Esse episódio me remeteu a um outro: eu sempre tenho algumas idéias que julgo originais. Tempos depois as descubro citadas em livros bem mais velhos que eu em idade ou, até, em livros mais recentes da época em que pensei! Meu outro vive me cobrando, em tom de pilhéria, que registre minhas idéias.
Certo é que é meio alegre e constrangedor quando vemos alguém escrever, ou já ter escrito, coisas que pensávamos que só nós pensávamos. E não estou falando sobre plágio, pois, realmente, não tínhamos nenhum contato anterior com a obra do nosso coirmão em pensamento.
Uma professora me disse, sobre isso, que as idéias estão vagando no ar e, de vez em quando, alguém, no Brasil ou na China, as puxa. Pode ocorrer de dois puxarem ao mesmo tempo. Como isso é meio platônico, e eu passei a detestar o filósofo grego, especialmente depois que o cristianismo o difundiu e nos prendeu na camisa de força das palavras e idéias que inventamos, prefiro acreditar que essa coincidência de idéias decorre do “inconsciente coletivo”, do fato dos homens costumarem a viver as mesmas experiências em lugares tão diversos um dos outros quanto, por exemplo, Índia e Suíça. É que a cor vermelha, por exemplo, é vermelha tanto lá quanto cá. Assim, quem fizer um poema sobre o vermelho, pode usar idéias iguais em ambas as partes do mundo, pois o aumentativo de vermelho (vermelhão) será plenamente similar.

## Objetivo a
De acordo com a professora mencionada no texto, onde estão as ideias?
Os registros não guardam relação alguma com o texto.

[Registros de layout]
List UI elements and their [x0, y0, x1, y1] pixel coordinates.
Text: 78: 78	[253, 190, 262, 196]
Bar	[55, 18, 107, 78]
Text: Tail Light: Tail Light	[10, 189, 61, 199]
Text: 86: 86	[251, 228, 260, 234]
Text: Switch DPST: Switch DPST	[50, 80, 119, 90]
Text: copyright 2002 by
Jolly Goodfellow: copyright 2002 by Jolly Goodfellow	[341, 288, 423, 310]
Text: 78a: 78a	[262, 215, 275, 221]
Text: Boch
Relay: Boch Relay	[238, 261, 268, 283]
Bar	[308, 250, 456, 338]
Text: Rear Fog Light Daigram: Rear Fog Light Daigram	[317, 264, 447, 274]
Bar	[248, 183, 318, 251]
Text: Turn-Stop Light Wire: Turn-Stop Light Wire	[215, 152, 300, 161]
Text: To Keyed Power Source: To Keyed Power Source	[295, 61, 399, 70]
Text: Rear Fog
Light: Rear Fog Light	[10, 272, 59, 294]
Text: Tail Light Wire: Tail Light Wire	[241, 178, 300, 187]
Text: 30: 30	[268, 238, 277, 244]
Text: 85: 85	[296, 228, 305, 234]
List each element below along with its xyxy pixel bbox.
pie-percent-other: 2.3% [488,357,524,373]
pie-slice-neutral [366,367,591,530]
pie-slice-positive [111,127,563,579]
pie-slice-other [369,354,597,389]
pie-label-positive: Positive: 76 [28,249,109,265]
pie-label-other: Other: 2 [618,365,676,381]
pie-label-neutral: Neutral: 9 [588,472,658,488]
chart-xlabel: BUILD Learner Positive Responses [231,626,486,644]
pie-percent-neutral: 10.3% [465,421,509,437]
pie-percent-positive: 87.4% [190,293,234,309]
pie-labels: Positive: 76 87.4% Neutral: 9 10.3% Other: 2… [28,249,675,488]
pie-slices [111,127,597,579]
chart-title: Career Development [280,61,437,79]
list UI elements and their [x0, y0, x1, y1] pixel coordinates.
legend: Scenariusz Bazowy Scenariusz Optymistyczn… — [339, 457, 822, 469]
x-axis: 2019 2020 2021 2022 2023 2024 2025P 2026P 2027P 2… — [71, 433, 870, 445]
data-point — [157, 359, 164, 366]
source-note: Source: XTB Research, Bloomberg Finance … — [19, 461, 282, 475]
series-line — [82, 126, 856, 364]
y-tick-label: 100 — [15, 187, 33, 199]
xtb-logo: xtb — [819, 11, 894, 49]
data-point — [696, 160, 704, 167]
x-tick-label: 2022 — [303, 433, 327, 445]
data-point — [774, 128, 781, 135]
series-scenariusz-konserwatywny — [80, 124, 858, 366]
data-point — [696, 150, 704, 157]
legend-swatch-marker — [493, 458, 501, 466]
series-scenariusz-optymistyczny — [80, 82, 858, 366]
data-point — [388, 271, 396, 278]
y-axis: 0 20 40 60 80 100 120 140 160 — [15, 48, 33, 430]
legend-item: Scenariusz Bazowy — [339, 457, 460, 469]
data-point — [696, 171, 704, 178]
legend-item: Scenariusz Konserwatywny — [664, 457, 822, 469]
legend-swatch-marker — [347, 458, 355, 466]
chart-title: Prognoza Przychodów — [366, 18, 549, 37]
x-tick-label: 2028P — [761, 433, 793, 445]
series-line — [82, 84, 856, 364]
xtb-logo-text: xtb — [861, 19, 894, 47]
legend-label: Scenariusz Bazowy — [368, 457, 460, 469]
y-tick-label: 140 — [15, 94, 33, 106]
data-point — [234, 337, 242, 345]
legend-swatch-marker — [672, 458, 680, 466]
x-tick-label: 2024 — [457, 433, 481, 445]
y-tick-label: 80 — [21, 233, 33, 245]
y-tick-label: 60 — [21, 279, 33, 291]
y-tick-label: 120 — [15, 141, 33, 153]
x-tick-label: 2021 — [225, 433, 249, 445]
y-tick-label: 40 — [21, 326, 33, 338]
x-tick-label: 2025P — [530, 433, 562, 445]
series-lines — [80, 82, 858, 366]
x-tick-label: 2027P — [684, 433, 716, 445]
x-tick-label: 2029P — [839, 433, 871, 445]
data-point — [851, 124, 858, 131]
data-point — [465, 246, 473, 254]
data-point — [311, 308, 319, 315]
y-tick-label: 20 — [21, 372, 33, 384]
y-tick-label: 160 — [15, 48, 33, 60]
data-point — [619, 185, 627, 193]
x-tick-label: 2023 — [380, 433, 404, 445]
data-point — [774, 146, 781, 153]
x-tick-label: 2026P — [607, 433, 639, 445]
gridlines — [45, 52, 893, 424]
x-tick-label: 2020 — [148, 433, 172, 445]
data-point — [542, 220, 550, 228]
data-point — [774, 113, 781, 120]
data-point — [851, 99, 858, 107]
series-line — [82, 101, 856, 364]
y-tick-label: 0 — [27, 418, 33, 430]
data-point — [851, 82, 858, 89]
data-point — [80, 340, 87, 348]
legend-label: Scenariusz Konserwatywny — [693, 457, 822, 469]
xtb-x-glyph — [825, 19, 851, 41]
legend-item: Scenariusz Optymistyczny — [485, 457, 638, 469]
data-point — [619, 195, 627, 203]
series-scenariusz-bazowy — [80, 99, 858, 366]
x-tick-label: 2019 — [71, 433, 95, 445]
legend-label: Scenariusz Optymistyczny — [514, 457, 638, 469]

## Objetivo b
Reproduza os registros desde o início até a linha que contém "pie-slices [111,127,597,579]", inclusive, trocando "Switch DPST" por "Chave DPST" e mantendo todo o restante sem alteração.

## Resposta do exercício a
Vagando no ar.

## Resposta do exercício b
List UI elements and their [x0, y0, x1, y1] pixel coordinates.
Text: 78: 78	[253, 190, 262, 196]
Bar	[55, 18, 107, 78]
Text: Tail Light: Tail Light	[10, 189, 61, 199]
Text: 86: 86	[251, 228, 260, 234]
Text: Chave DPST: Chave DPST	[50, 80, 119, 90]
Text: copyright 2002 by
Jolly Goodfellow: copyright 2002 by Jolly Goodfellow	[341, 288, 423, 310]
Text: 78a: 78a	[262, 215, 275, 221]
Text: Boch
Relay: Boch Relay	[238, 261, 268, 283]
Bar	[308, 250, 456, 338]
Text: Rear Fog Light Daigram: Rear Fog Light Daigram	[317, 264, 447, 274]
Bar	[248, 183, 318, 251]
Text: Turn-Stop Light Wire: Turn-Stop Light Wire	[215, 152, 300, 161]
Text: To Keyed Power Source: To Keyed Power Source	[295, 61, 399, 70]
Text: Rear Fog
Light: Rear Fog Light	[10, 272, 59, 294]
Text: Tail Light Wire: Tail Light Wire	[241, 178, 300, 187]
Text: 30: 30	[268, 238, 277, 244]
Text: 85: 85	[296, 228, 305, 234]
List each element below along with its xyxy pixel bbox.
pie-percent-other: 2.3% [488,357,524,373]
pie-slice-neutral [366,367,591,530]
pie-slice-positive [111,127,563,579]
pie-slice-other [369,354,597,389]
pie-label-positive: Positive: 76 [28,249,109,265]
pie-label-other: Other: 2 [618,365,676,381]
pie-label-neutral: Neutral: 9 [588,472,658,488]
chart-xlabel: BUILD Learner Positive Responses [231,626,486,644]
pie-percent-neutral: 10.3% [465,421,509,437]
pie-percent-positive: 87.4% [190,293,234,309]
pie-labels: Positive: 76 87.4% Neutral: 9 10.3% Other: 2… [28,249,675,488]
pie-slices [111,127,597,579]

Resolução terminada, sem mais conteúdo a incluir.